> The request
Send back the records in full, character for character.

--- START ---

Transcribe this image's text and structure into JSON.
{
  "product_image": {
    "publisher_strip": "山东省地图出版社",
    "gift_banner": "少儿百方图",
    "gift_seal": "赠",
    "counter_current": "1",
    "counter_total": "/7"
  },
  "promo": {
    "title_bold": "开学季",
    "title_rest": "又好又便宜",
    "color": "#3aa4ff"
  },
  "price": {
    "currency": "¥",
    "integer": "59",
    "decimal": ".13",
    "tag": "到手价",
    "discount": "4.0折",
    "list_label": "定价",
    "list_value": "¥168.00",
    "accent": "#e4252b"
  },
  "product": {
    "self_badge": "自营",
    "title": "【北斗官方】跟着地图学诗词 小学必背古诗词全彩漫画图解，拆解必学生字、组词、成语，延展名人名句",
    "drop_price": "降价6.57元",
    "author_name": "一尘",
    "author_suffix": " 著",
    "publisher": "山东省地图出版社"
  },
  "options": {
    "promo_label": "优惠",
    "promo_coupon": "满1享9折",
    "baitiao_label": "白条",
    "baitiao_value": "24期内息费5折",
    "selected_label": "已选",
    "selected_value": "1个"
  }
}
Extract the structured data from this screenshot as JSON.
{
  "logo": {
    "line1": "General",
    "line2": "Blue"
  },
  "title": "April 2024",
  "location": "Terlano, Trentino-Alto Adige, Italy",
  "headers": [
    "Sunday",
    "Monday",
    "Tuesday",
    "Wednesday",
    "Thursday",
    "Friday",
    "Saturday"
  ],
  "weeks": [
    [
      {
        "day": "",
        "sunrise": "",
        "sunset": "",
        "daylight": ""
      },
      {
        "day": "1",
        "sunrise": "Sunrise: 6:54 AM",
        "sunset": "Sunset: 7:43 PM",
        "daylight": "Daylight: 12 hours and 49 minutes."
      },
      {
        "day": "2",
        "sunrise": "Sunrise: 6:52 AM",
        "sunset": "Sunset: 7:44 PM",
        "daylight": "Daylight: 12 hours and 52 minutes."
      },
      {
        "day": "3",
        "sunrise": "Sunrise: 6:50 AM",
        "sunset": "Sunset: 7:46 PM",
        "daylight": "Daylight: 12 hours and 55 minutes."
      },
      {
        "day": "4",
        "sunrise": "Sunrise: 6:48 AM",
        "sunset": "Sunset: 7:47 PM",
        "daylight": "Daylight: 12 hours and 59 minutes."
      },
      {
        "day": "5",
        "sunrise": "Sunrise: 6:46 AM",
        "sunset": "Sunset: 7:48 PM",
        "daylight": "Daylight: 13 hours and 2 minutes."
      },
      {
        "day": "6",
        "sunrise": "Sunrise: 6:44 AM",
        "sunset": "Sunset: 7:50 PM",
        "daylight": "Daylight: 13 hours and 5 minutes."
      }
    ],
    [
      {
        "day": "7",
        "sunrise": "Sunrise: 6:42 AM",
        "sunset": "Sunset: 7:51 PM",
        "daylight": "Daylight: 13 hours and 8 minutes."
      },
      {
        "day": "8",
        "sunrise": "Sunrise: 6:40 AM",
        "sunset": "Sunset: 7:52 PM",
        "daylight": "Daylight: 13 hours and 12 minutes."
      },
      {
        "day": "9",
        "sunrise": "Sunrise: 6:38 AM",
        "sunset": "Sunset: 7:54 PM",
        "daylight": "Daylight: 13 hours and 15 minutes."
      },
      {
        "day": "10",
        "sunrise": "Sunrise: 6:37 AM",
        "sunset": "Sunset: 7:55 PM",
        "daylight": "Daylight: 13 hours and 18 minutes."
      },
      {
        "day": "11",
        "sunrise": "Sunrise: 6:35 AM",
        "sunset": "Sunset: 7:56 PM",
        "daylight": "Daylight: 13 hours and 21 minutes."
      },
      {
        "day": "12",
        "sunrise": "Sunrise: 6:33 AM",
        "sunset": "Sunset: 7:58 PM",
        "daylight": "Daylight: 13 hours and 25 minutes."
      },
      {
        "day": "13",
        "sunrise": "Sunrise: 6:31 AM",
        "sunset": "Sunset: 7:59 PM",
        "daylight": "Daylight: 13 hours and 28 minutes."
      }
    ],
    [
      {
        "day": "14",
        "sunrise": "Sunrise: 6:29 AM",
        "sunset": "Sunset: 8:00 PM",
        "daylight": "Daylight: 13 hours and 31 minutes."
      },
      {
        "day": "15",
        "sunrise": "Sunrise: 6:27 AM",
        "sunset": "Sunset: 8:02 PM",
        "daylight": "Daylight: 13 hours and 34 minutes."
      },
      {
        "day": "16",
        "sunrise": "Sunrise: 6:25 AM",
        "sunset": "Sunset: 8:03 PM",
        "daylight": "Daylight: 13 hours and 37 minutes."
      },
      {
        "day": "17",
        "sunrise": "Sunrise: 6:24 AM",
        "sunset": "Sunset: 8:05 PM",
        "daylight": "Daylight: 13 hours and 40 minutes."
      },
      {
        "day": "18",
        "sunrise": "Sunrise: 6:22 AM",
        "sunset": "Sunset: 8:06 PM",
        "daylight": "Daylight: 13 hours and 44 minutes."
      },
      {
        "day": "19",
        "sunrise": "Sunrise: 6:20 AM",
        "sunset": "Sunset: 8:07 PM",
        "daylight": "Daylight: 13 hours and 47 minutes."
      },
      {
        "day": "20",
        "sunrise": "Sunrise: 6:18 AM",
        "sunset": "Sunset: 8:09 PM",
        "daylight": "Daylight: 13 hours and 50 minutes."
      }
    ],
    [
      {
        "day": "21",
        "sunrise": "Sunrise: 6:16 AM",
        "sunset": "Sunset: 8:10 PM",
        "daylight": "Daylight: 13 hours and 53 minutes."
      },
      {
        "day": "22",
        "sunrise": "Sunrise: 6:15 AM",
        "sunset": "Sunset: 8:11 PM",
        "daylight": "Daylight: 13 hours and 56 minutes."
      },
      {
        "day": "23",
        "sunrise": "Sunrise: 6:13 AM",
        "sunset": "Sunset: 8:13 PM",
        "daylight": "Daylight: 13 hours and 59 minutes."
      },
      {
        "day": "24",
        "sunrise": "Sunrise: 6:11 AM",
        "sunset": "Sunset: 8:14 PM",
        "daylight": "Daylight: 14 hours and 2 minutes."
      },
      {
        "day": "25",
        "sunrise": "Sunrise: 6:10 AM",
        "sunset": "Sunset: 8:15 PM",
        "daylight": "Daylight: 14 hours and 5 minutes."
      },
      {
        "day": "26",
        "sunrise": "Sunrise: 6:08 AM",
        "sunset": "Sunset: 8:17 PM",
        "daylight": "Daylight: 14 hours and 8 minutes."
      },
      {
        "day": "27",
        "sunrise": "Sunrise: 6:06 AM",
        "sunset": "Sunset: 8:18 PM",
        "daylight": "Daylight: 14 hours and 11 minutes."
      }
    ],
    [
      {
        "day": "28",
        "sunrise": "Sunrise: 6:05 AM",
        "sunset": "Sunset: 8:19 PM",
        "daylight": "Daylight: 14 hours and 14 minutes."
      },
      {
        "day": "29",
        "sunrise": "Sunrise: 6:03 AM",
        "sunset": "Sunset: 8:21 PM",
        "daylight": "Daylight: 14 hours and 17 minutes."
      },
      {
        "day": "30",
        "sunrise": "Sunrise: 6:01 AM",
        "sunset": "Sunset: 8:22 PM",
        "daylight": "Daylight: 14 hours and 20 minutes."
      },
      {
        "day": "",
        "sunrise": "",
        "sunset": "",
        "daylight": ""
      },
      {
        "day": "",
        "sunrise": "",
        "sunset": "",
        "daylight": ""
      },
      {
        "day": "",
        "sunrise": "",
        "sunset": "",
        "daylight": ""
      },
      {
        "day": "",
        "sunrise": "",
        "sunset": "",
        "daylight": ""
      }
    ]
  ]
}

--- END ---

> Output for this exercise
Transcribe this image's text and structure into JSON.
{
  "product_image": {
    "publisher_strip": "山东省地图出版社",
    "gift_banner": "少儿百方图",
    "gift_seal": "赠",
    "counter_current": "1",
    "counter_total": "/7"
  },
  "promo": {
    "title_bold": "开学季",
    "title_rest": "又好又便宜",
    "color": "#3aa4ff"
  },
  "price": {
    "currency": "¥",
    "integer": "59",
    "decimal": ".13",
    "tag": "到手价",
    "discount": "4.0折",
    "list_label": "定价",
    "list_value": "¥168.00",
    "accent": "#e4252b"
  },
  "product": {
    "self_badge": "自营",
    "title": "【北斗官方】跟着地图学诗词 小学必背古诗词全彩漫画图解，拆解必学生字、组词、成语，延展名人名句",
    "drop_price": "降价6.57元",
    "author_name": "一尘",
    "author_suffix": " 著",
    "publisher": "山东省地图出版社"
  },
  "options": {
    "promo_label": "优惠",
    "promo_coupon": "满1享9折",
    "baitiao_label": "白条",
    "baitiao_value": "24期内息费5折",
    "selected_label": "已选",
    "selected_value": "1个"
  }
}
Extract the structured data from this screenshot as JSON.
{
  "logo": {
    "line1": "General",
    "line2": "Blue"
  },
  "title": "April 2024",
  "location": "Terlano, Trentino-Alto Adige, Italy",
  "headers": [
    "Sunday",
    "Monday",
    "Tuesday",
    "Wednesday",
    "Thursday",
    "Friday",
    "Saturday"
  ],
  "weeks": [
    [
      {
        "day": "",
        "sunrise": "",
        "sunset": "",
        "daylight": ""
      },
      {
        "day": "1",
        "sunrise": "Sunrise: 6:54 AM",
        "sunset": "Sunset: 7:43 PM",
        "daylight": "Daylight: 12 hours and 49 minutes."
      },
      {
        "day": "2",
        "sunrise": "Sunrise: 6:52 AM",
        "sunset": "Sunset: 7:44 PM",
        "daylight": "Daylight: 12 hours and 52 minutes."
      },
      {
        "day": "3",
        "sunrise": "Sunrise: 6:50 AM",
        "sunset": "Sunset: 7:46 PM",
        "daylight": "Daylight: 12 hours and 55 minutes."
      },
      {
        "day": "4",
        "sunrise": "Sunrise: 6:48 AM",
        "sunset": "Sunset: 7:47 PM",
        "daylight": "Daylight: 12 hours and 59 minutes."
      },
      {
        "day": "5",
        "sunrise": "Sunrise: 6:46 AM",
        "sunset": "Sunset: 7:48 PM",
        "daylight": "Daylight: 13 hours and 2 minutes."
      },
      {
        "day": "6",
        "sunrise": "Sunrise: 6:44 AM",
        "sunset": "Sunset: 7:50 PM",
        "daylight": "Daylight: 13 hours and 5 minutes."
      }
    ],
    [
      {
        "day": "7",
        "sunrise": "Sunrise: 6:42 AM",
        "sunset": "Sunset: 7:51 PM",
        "daylight": "Daylight: 13 hours and 8 minutes."
      },
      {
        "day": "8",
        "sunrise": "Sunrise: 6:40 AM",
        "sunset": "Sunset: 7:52 PM",
        "daylight": "Daylight: 13 hours and 12 minutes."
      },
      {
        "day": "9",
        "sunrise": "Sunrise: 6:38 AM",
        "sunset": "Sunset: 7:54 PM",
        "daylight": "Daylight: 13 hours and 15 minutes."
      },
      {
        "day": "10",
        "sunrise": "Sunrise: 6:37 AM",
        "sunset": "Sunset: 7:55 PM",
        "daylight": "Daylight: 13 hours and 18 minutes."
      },
      {
        "day": "11",
        "sunrise": "Sunrise: 6:35 AM",
        "sunset": "Sunset: 7:56 PM",
        "daylight": "Daylight: 13 hours and 21 minutes."
      },
      {
        "day": "12",
        "sunrise": "Sunrise: 6:33 AM",
        "sunset": "Sunset: 7:58 PM",
        "daylight": "Daylight: 13 hours and 25 minutes."
      },
      {
        "day": "13",
        "sunrise": "Sunrise: 6:31 AM",
        "sunset": "Sunset: 7:59 PM",
        "daylight": "Daylight: 13 hours and 28 minutes."
      }
    ],
    [
      {
        "day": "14",
        "sunrise": "Sunrise: 6:29 AM",
        "sunset": "Sunset: 8:00 PM",
        "daylight": "Daylight: 13 hours and 31 minutes."
      },
      {
        "day": "15",
        "sunrise": "Sunrise: 6:27 AM",
        "sunset": "Sunset: 8:02 PM",
        "daylight": "Daylight: 13 hours and 34 minutes."
      },
      {
        "day": "16",
        "sunrise": "Sunrise: 6:25 AM",
        "sunset": "Sunset: 8:03 PM",
        "daylight": "Daylight: 13 hours and 37 minutes."
      },
      {
        "day": "17",
        "sunrise": "Sunrise: 6:24 AM",
        "sunset": "Sunset: 8:05 PM",
        "daylight": "Daylight: 13 hours and 40 minutes."
      },
      {
        "day": "18",
        "sunrise": "Sunrise: 6:22 AM",
        "sunset": "Sunset: 8:06 PM",
        "daylight": "Daylight: 13 hours and 44 minutes."
      },
      {
        "day": "19",
        "sunrise": "Sunrise: 6:20 AM",
        "sunset": "Sunset: 8:07 PM",
        "daylight": "Daylight: 13 hours and 47 minutes."
      },
      {
        "day": "20",
        "sunrise": "Sunrise: 6:18 AM",
        "sunset": "Sunset: 8:09 PM",
        "daylight": "Daylight: 13 hours and 50 minutes."
      }
    ],
    [
      {
        "day": "21",
        "sunrise": "Sunrise: 6:16 AM",
        "sunset": "Sunset: 8:10 PM",
        "daylight": "Daylight: 13 hours and 53 minutes."
      },
      {
        "day": "22",
        "sunrise": "Sunrise: 6:15 AM",
        "sunset": "Sunset: 8:11 PM",
        "daylight": "Daylight: 13 hours and 56 minutes."
      },
      {
        "day": "23",
        "sunrise": "Sunrise: 6:13 AM",
        "sunset": "Sunset: 8:13 PM",
        "daylight": "Daylight: 13 hours and 59 minutes."
      },
      {
        "day": "24",
        "sunrise": "Sunrise: 6:11 AM",
        "sunset": "Sunset: 8:14 PM",
        "daylight": "Daylight: 14 hours and 2 minutes."
      },
      {
        "day": "25",
        "sunrise": "Sunrise: 6:10 AM",
        "sunset": "Sunset: 8:15 PM",
        "daylight": "Daylight: 14 hours and 5 minutes."
      },
      {
        "day": "26",
        "sunrise": "Sunrise: 6:08 AM",
        "sunset": "Sunset: 8:17 PM",
        "daylight": "Daylight: 14 hours and 8 minutes."
      },
      {
        "day": "27",
        "sunrise": "Sunrise: 6:06 AM",
        "sunset": "Sunset: 8:18 PM",
        "daylight": "Daylight: 14 hours and 11 minutes."
      }
    ],
    [
      {
        "day": "28",
        "sunrise": "Sunrise: 6:05 AM",
        "sunset": "Sunset: 8:19 PM",
        "daylight": "Daylight: 14 hours and 14 minutes."
      },
      {
        "day": "29",
        "sunrise": "Sunrise: 6:03 AM",
        "sunset": "Sunset: 8:21 PM",
        "daylight": "Daylight: 14 hours and 17 minutes."
      },
      {
        "day": "30",
        "sunrise": "Sunrise: 6:01 AM",
        "sunset": "Sunset: 8:22 PM",
        "daylight": "Daylight: 14 hours and 20 minutes."
      },
      {
        "day": "",
        "sunrise": "",
        "sunset": "",
        "daylight": ""
      },
      {
        "day": "",
        "sunrise": "",
        "sunset": "",
        "daylight": ""
      },
      {
        "day": "",
        "sunrise": "",
        "sunset": "",
        "daylight": ""
      },
      {
        "day": "",
        "sunrise": "",
        "sunset": "",
        "daylight": ""
      }
    ]
  ]
}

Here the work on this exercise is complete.